**Lines of data**.
-------

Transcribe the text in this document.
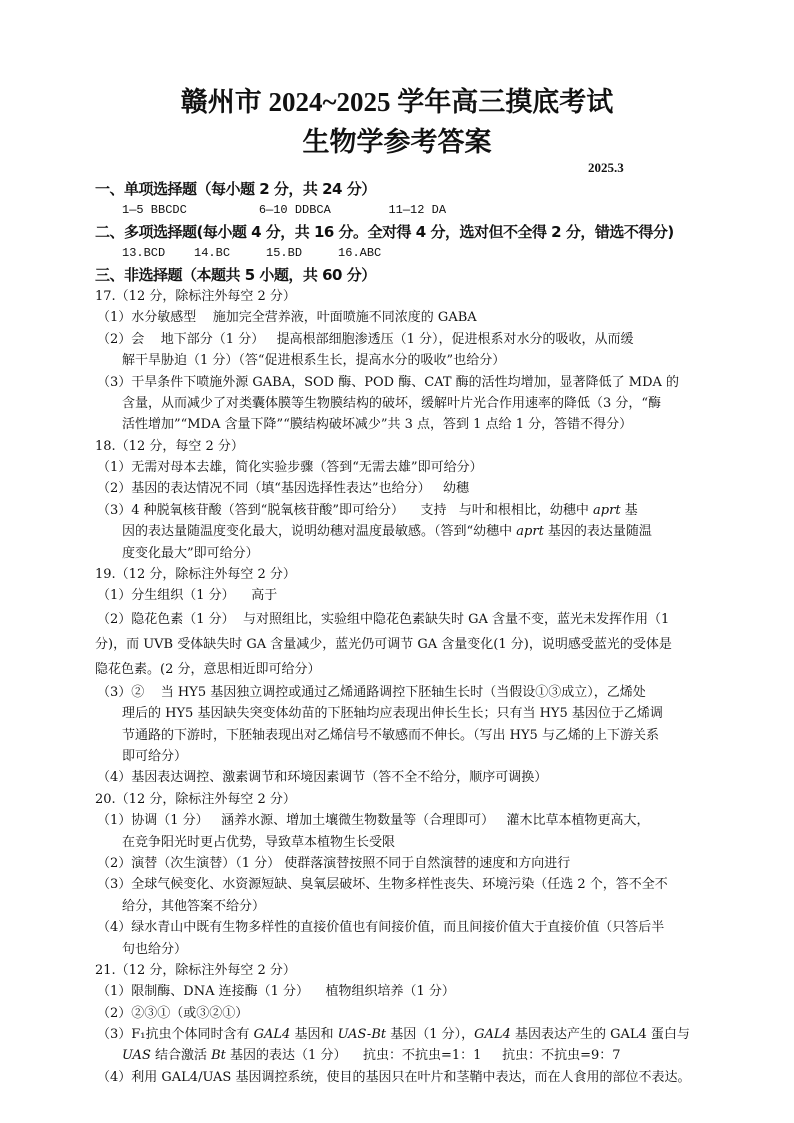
赣州市 2024~2025 学年高三摸底考试
生物学参考答案
2025.3
一、单项选择题（每小题 2 分，共 24 分）
1—5 BBCDC          6—10 DDBCA        11—12 DA
二、多项选择题(每小题 4 分，共 16 分。全对得 4 分，选对但不全得 2 分，错选不得分)
13.BCD    14.BC     15.BD     16.ABC
三、非选择题（本题共 5 小题，共 60 分）
17.（12 分，除标注外每空 2 分）
（1）水分敏感型    施加完全营养液，叶面喷施不同浓度的 GABA
（2）会    地下部分（1 分）   提高根部细胞渗透压（1 分），促进根系对水分的吸收，从而缓
解干旱胁迫（1 分）（答“促进根系生长，提高水分的吸收”也给分）
（3）干旱条件下喷施外源 GABA，SOD 酶、POD 酶、CAT 酶的活性均增加，显著降低了 MDA 的
含量，从而减少了对类囊体膜等生物膜结构的破坏，缓解叶片光合作用速率的降低（3 分，“酶
活性增加”“MDA 含量下降”“膜结构破坏减少”共 3 点，答到 1 点给 1 分，答错不得分）
18.（12 分，每空 2 分）
（1）无需对母本去雄，简化实验步骤（答到“无需去雄”即可给分）
（2）基因的表达情况不同（填“基因选择性表达”也给分）   幼穗
（3）4 种脱氧核苷酸（答到“脱氧核苷酸”即可给分）    支持   与叶和根相比，幼穗中 aprt 基
因的表达量随温度变化最大，说明幼穗对温度最敏感。（答到“幼穗中 aprt 基因的表达量随温
度变化最大”即可给分）
19.（12 分，除标注外每空 2 分）
（1）分生组织（1 分）    高于
（2）隐花色素（1 分）  与对照组比，实验组中隐花色素缺失时 GA 含量不变，蓝光未发挥作用（1
分)，而 UVB 受体缺失时 GA 含量减少，蓝光仍可调节 GA 含量变化(1 分)，说明感受蓝光的受体是
隐花色素。(2 分，意思相近即可给分）
（3）②    当 HY5 基因独立调控或通过乙烯通路调控下胚轴生长时（当假设①③成立），乙烯处
理后的 HY5 基因缺失突变体幼苗的下胚轴均应表现出伸长生长；只有当 HY5 基因位于乙烯调
节通路的下游时，下胚轴表现出对乙烯信号不敏感而不伸长。（写出 HY5 与乙烯的上下游关系
即可给分）
（4）基因表达调控、激素调节和环境因素调节（答不全不给分，顺序可调换）
20.（12 分，除标注外每空 2 分）
（1）协调（1 分）   涵养水源、增加土壤微生物数量等（合理即可）   灌木比草本植物更高大，
在竞争阳光时更占优势，导致草本植物生长受限
（2）演替（次生演替）（1 分） 使群落演替按照不同于自然演替的速度和方向进行
（3）全球气候变化、水资源短缺、臭氧层破坏、生物多样性丧失、环境污染（任选 2 个，答不全不
给分，其他答案不给分）
（4）绿水青山中既有生物多样性的直接价值也有间接价值，而且间接价值大于直接价值（只答后半
句也给分）
21.（12 分，除标注外每空 2 分）
（1）限制酶、DNA 连接酶（1 分）    植物组织培养（1 分）
（2）②③①（或③②①）
（3）F₁抗虫个体同时含有 GAL4 基因和 UAS-Bt 基因（1 分），GAL4 基因表达产生的 GAL4 蛋白与
UAS 结合激活 Bt 基因的表达（1 分）    抗虫：不抗虫=1：1     抗虫：不抗虫=9：7
（4）利用 GAL4/UAS 基因调控系统，使目的基因只在叶片和茎鞘中表达，而在人食用的部位不表达。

-------

**What is expected**. Copy every record character for character. Skip the pictures.

**Response for this exercise**.
Transcribe the text in this document.
赣州市 2024~2025 学年高三摸底考试
生物学参考答案
2025.3
一、单项选择题（每小题 2 分，共 24 分）
1—5 BBCDC          6—10 DDBCA        11—12 DA
二、多项选择题(每小题 4 分，共 16 分。全对得 4 分，选对但不全得 2 分，错选不得分)
13.BCD    14.BC     15.BD     16.ABC
三、非选择题（本题共 5 小题，共 60 分）
17.（12 分，除标注外每空 2 分）
（1）水分敏感型    施加完全营养液，叶面喷施不同浓度的 GABA
（2）会    地下部分（1 分）   提高根部细胞渗透压（1 分），促进根系对水分的吸收，从而缓
解干旱胁迫（1 分）（答“促进根系生长，提高水分的吸收”也给分）
（3）干旱条件下喷施外源 GABA，SOD 酶、POD 酶、CAT 酶的活性均增加，显著降低了 MDA 的
含量，从而减少了对类囊体膜等生物膜结构的破坏，缓解叶片光合作用速率的降低（3 分，“酶
活性增加”“MDA 含量下降”“膜结构破坏减少”共 3 点，答到 1 点给 1 分，答错不得分）
18.（12 分，每空 2 分）
（1）无需对母本去雄，简化实验步骤（答到“无需去雄”即可给分）
（2）基因的表达情况不同（填“基因选择性表达”也给分）   幼穗
（3）4 种脱氧核苷酸（答到“脱氧核苷酸”即可给分）    支持   与叶和根相比，幼穗中 aprt 基
因的表达量随温度变化最大，说明幼穗对温度最敏感。（答到“幼穗中 aprt 基因的表达量随温
度变化最大”即可给分）
19.（12 分，除标注外每空 2 分）
（1）分生组织（1 分）    高于
（2）隐花色素（1 分）  与对照组比，实验组中隐花色素缺失时 GA 含量不变，蓝光未发挥作用（1
分)，而 UVB 受体缺失时 GA 含量减少，蓝光仍可调节 GA 含量变化(1 分)，说明感受蓝光的受体是
隐花色素。(2 分，意思相近即可给分）
（3）②    当 HY5 基因独立调控或通过乙烯通路调控下胚轴生长时（当假设①③成立），乙烯处
理后的 HY5 基因缺失突变体幼苗的下胚轴均应表现出伸长生长；只有当 HY5 基因位于乙烯调
节通路的下游时，下胚轴表现出对乙烯信号不敏感而不伸长。（写出 HY5 与乙烯的上下游关系
即可给分）
（4）基因表达调控、激素调节和环境因素调节（答不全不给分，顺序可调换）
20.（12 分，除标注外每空 2 分）
（1）协调（1 分）   涵养水源、增加土壤微生物数量等（合理即可）   灌木比草本植物更高大，
在竞争阳光时更占优势，导致草本植物生长受限
（2）演替（次生演替）（1 分） 使群落演替按照不同于自然演替的速度和方向进行
（3）全球气候变化、水资源短缺、臭氧层破坏、生物多样性丧失、环境污染（任选 2 个，答不全不
给分，其他答案不给分）
（4）绿水青山中既有生物多样性的直接价值也有间接价值，而且间接价值大于直接价值（只答后半
句也给分）
21.（12 分，除标注外每空 2 分）
（1）限制酶、DNA 连接酶（1 分）    植物组织培养（1 分）
（2）②③①（或③②①）
（3）F₁抗虫个体同时含有 GAL4 基因和 UAS-Bt 基因（1 分），GAL4 基因表达产生的 GAL4 蛋白与
UAS 结合激活 Bt 基因的表达（1 分）    抗虫：不抗虫=1：1     抗虫：不抗虫=9：7
（4）利用 GAL4/UAS 基因调控系统，使目的基因只在叶片和茎鞘中表达，而在人食用的部位不表达。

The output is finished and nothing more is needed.